> [RAW RECORDS]

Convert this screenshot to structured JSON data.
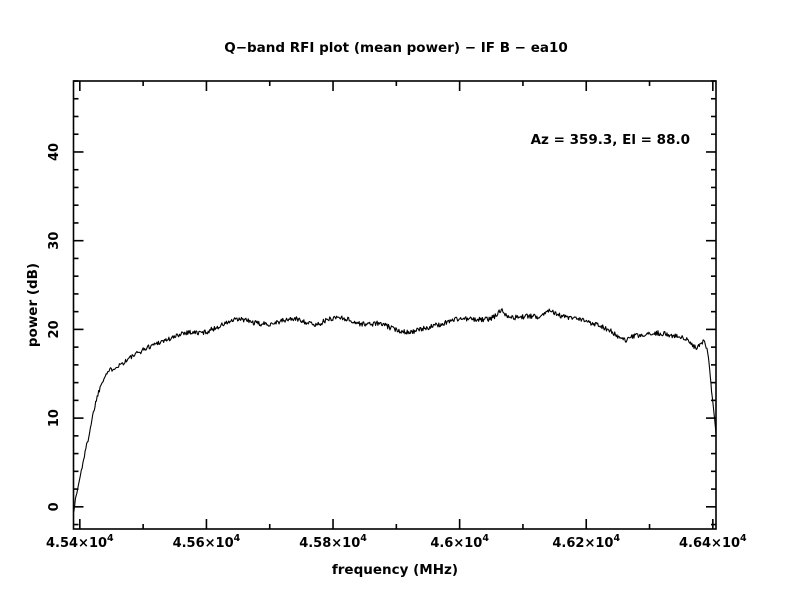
{
  "page": {
    "background": "#ffffff",
    "foreground": "#000000"
  },
  "chart_data": {
    "type": "line",
    "title": "Q−band RFI plot (mean power) − IF B − ea10",
    "xlabel": "frequency (MHz)",
    "ylabel": "power (dB)",
    "annotation": {
      "text": "Az = 359.3, El = 88.0"
    },
    "xlim": [
      45390,
      46405
    ],
    "ylim": [
      -2.5,
      48
    ],
    "grid": false,
    "frame": "box-inward-ticks",
    "x_ticks": {
      "minor_start": 45400,
      "minor_end": 46400,
      "minor_step": 100,
      "majors": [
        {
          "v": 45400,
          "label": "4.54×10^4"
        },
        {
          "v": 45600,
          "label": "4.56×10^4"
        },
        {
          "v": 45800,
          "label": "4.58×10^4"
        },
        {
          "v": 46000,
          "label": "4.6×10^4"
        },
        {
          "v": 46200,
          "label": "4.62×10^4"
        },
        {
          "v": 46400,
          "label": "4.64×10^4"
        }
      ]
    },
    "y_ticks": {
      "minor_start": -2,
      "minor_end": 48,
      "minor_step": 2,
      "majors": [
        {
          "v": 0,
          "label": "0"
        },
        {
          "v": 10,
          "label": "10"
        },
        {
          "v": 20,
          "label": "20"
        },
        {
          "v": 30,
          "label": "30"
        },
        {
          "v": 40,
          "label": "40"
        }
      ]
    },
    "series": [
      {
        "name": "mean power",
        "color": "#000000",
        "noise_amplitude_db": 0.28,
        "noise_seed": 1337,
        "points": [
          [
            45390.5,
            -0.4
          ],
          [
            45392,
            0.4
          ],
          [
            45395,
            1.5
          ],
          [
            45400,
            3.2
          ],
          [
            45406,
            5.4
          ],
          [
            45413,
            7.6
          ],
          [
            45419,
            9.8
          ],
          [
            45425,
            11.8
          ],
          [
            45432,
            13.5
          ],
          [
            45438,
            14.6
          ],
          [
            45444,
            15.2
          ],
          [
            45452,
            15.6
          ],
          [
            45460,
            15.9
          ],
          [
            45470,
            16.3
          ],
          [
            45479,
            16.8
          ],
          [
            45489,
            17.2
          ],
          [
            45500,
            17.7
          ],
          [
            45511,
            18.1
          ],
          [
            45523,
            18.5
          ],
          [
            45536,
            18.8
          ],
          [
            45549,
            19.1
          ],
          [
            45561,
            19.6
          ],
          [
            45574,
            19.7
          ],
          [
            45587,
            19.6
          ],
          [
            45599,
            19.7
          ],
          [
            45609,
            20.0
          ],
          [
            45622,
            20.4
          ],
          [
            45634,
            20.8
          ],
          [
            45647,
            21.1
          ],
          [
            45660,
            21.1
          ],
          [
            45672,
            20.8
          ],
          [
            45685,
            20.6
          ],
          [
            45698,
            20.6
          ],
          [
            45710,
            20.8
          ],
          [
            45723,
            21.0
          ],
          [
            45735,
            21.2
          ],
          [
            45748,
            21.1
          ],
          [
            45761,
            20.7
          ],
          [
            45773,
            20.5
          ],
          [
            45786,
            20.9
          ],
          [
            45796,
            21.2
          ],
          [
            45808,
            21.4
          ],
          [
            45821,
            21.2
          ],
          [
            45834,
            20.8
          ],
          [
            45846,
            20.6
          ],
          [
            45859,
            20.6
          ],
          [
            45872,
            20.7
          ],
          [
            45884,
            20.4
          ],
          [
            45897,
            20.0
          ],
          [
            45910,
            19.8
          ],
          [
            45922,
            19.7
          ],
          [
            45935,
            19.9
          ],
          [
            45948,
            20.2
          ],
          [
            45960,
            20.4
          ],
          [
            45973,
            20.6
          ],
          [
            45985,
            21.0
          ],
          [
            45998,
            21.2
          ],
          [
            46011,
            21.2
          ],
          [
            46023,
            21.1
          ],
          [
            46036,
            21.1
          ],
          [
            46049,
            21.2
          ],
          [
            46060,
            21.7
          ],
          [
            46066,
            22.3
          ],
          [
            46073,
            21.7
          ],
          [
            46084,
            21.3
          ],
          [
            46096,
            21.4
          ],
          [
            46109,
            21.5
          ],
          [
            46122,
            21.4
          ],
          [
            46134,
            21.8
          ],
          [
            46144,
            22.3
          ],
          [
            46153,
            21.7
          ],
          [
            46166,
            21.4
          ],
          [
            46179,
            21.2
          ],
          [
            46191,
            21.1
          ],
          [
            46204,
            20.8
          ],
          [
            46217,
            20.6
          ],
          [
            46226,
            20.3
          ],
          [
            46239,
            19.8
          ],
          [
            46251,
            19.1
          ],
          [
            46262,
            18.7
          ],
          [
            46273,
            19.2
          ],
          [
            46286,
            19.3
          ],
          [
            46299,
            19.4
          ],
          [
            46311,
            19.6
          ],
          [
            46324,
            19.5
          ],
          [
            46337,
            19.3
          ],
          [
            46349,
            19.1
          ],
          [
            46360,
            18.8
          ],
          [
            46368,
            18.1
          ],
          [
            46375,
            17.9
          ],
          [
            46381,
            18.3
          ],
          [
            46387,
            18.8
          ],
          [
            46392,
            17.5
          ],
          [
            46395,
            15.5
          ],
          [
            46398,
            13.0
          ],
          [
            46402,
            10.5
          ],
          [
            46405,
            8.2
          ]
        ]
      }
    ]
  }
}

> [GIVEN INSTRUCTION] In the listing, find every line with the word "power" and state how many there are, nothing more.

> [WRITTEN ANSWER] 3